## [WHAT YOU HAVE TO DO]
Search the material for the word "text" and report each line where it turns up.

--- begin LISTED ENTRIES ---

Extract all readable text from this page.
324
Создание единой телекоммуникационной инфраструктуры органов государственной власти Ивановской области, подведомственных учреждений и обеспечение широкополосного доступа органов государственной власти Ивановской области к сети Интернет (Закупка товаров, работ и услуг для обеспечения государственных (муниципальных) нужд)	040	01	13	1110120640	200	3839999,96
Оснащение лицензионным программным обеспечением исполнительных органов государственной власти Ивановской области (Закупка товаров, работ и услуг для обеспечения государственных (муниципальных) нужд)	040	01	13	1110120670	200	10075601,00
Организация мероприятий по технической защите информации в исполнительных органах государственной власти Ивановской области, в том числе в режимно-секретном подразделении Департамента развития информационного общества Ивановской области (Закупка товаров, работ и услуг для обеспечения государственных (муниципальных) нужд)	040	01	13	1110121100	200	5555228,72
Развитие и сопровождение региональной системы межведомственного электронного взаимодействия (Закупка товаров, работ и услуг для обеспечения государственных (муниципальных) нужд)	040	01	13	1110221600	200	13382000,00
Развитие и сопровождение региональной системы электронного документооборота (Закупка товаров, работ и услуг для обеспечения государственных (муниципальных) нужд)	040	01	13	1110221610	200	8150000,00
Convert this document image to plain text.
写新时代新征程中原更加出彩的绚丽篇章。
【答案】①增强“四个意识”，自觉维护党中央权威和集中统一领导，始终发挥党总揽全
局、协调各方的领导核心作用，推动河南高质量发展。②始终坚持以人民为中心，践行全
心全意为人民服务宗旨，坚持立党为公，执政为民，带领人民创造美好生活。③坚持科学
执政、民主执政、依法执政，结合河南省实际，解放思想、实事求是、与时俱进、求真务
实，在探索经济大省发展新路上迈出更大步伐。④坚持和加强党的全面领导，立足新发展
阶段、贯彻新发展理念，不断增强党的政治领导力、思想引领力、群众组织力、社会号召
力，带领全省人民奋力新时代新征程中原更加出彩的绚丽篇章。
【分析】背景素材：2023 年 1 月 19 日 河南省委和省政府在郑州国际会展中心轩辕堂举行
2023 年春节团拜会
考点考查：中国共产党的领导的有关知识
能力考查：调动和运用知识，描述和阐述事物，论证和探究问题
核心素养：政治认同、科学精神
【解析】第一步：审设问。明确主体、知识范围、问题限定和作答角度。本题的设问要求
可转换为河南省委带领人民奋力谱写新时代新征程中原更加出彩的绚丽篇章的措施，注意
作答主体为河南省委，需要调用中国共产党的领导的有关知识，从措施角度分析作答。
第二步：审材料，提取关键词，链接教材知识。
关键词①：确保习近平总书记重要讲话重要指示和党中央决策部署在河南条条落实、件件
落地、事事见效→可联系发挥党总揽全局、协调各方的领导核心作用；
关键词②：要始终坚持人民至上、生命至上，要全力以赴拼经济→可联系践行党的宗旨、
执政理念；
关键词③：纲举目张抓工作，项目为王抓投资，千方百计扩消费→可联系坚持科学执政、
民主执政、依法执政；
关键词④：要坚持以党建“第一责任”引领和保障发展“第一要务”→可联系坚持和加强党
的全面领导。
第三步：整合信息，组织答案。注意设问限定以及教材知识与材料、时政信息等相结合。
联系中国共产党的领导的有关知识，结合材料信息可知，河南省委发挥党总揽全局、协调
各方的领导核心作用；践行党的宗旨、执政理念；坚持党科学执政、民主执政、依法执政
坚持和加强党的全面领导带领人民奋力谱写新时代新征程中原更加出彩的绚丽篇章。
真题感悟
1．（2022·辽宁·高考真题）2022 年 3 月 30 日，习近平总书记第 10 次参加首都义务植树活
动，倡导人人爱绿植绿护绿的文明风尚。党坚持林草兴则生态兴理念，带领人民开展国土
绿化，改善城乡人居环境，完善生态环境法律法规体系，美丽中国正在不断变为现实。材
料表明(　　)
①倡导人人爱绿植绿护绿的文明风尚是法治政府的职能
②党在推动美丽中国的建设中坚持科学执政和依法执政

--- end LISTED ENTRIES ---

## [REPLY]
Extract all readable text from this page.
Convert this document image to plain text.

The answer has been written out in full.